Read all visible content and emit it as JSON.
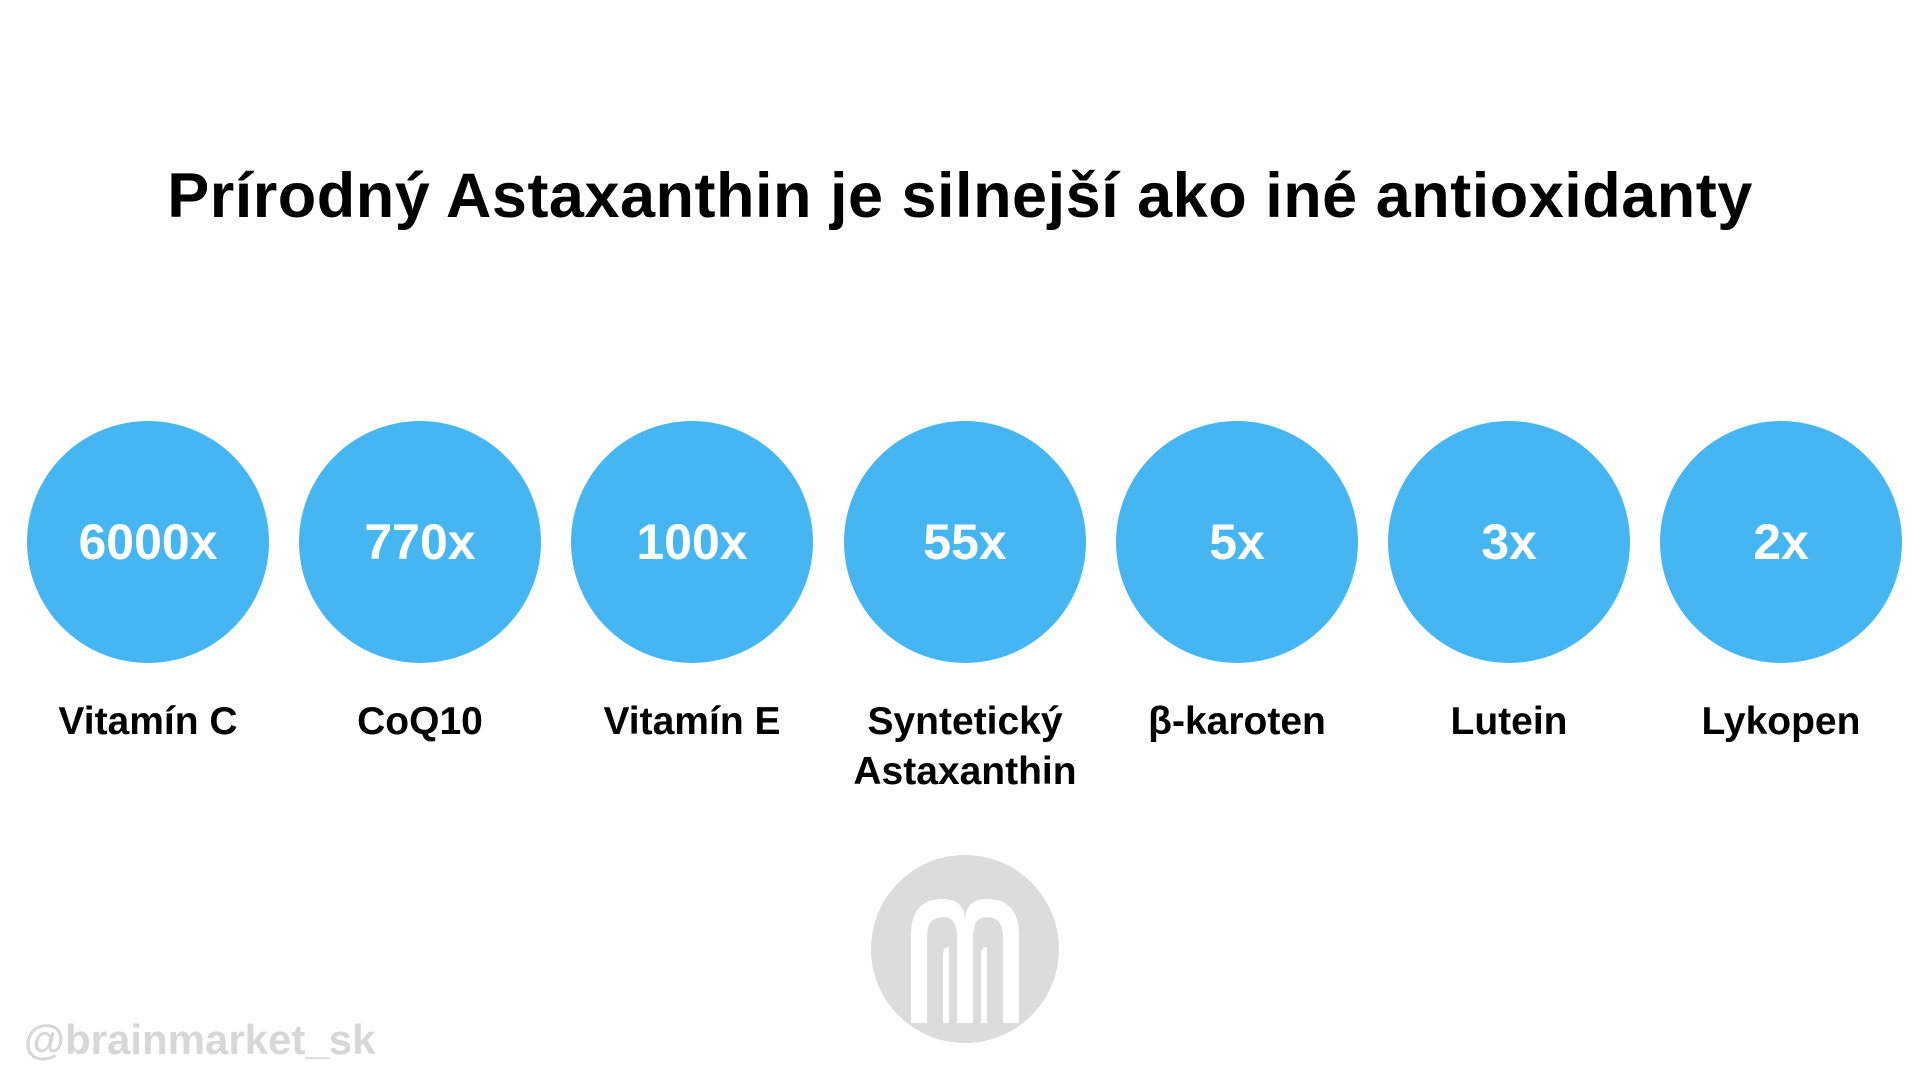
{
  "title": "Prírodný Astaxanthin je silnejší ako iné antioxidanty",
  "colors": {
    "circle": "#45b6f2",
    "factor_text": "#ffffff",
    "title_text": "#000000",
    "watermark": "#dcdcdc"
  },
  "items": [
    {
      "factor": "6000x",
      "label": "Vitamín C"
    },
    {
      "factor": "770x",
      "label": "CoQ10"
    },
    {
      "factor": "100x",
      "label": "Vitamín E"
    },
    {
      "factor": "55x",
      "label": "Syntetický\nAstaxanthin"
    },
    {
      "factor": "5x",
      "label": "β-karoten"
    },
    {
      "factor": "3x",
      "label": "Lutein"
    },
    {
      "factor": "2x",
      "label": "Lykopen"
    }
  ],
  "logo": {
    "icon": "brainmarket-logo-icon"
  },
  "handle": "@brainmarket_sk"
}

• [Requirement]: Copy the data exactly. Any picture it contains is to be omitted.

• [Answer to this problem]:
Read all visible content and emit it as JSON.
{
  "title": "Prírodný Astaxanthin je silnejší ako iné antioxidanty",
  "colors": {
    "circle": "#45b6f2",
    "factor_text": "#ffffff",
    "title_text": "#000000",
    "watermark": "#dcdcdc"
  },
  "items": [
    {
      "factor": "6000x",
      "label": "Vitamín C"
    },
    {
      "factor": "770x",
      "label": "CoQ10"
    },
    {
      "factor": "100x",
      "label": "Vitamín E"
    },
    {
      "factor": "55x",
      "label": "Syntetický\nAstaxanthin"
    },
    {
      "factor": "5x",
      "label": "β-karoten"
    },
    {
      "factor": "3x",
      "label": "Lutein"
    },
    {
      "factor": "2x",
      "label": "Lykopen"
    }
  ],
  "logo": {
    "icon": "brainmarket-logo-icon"
  },
  "handle": "@brainmarket_sk"
}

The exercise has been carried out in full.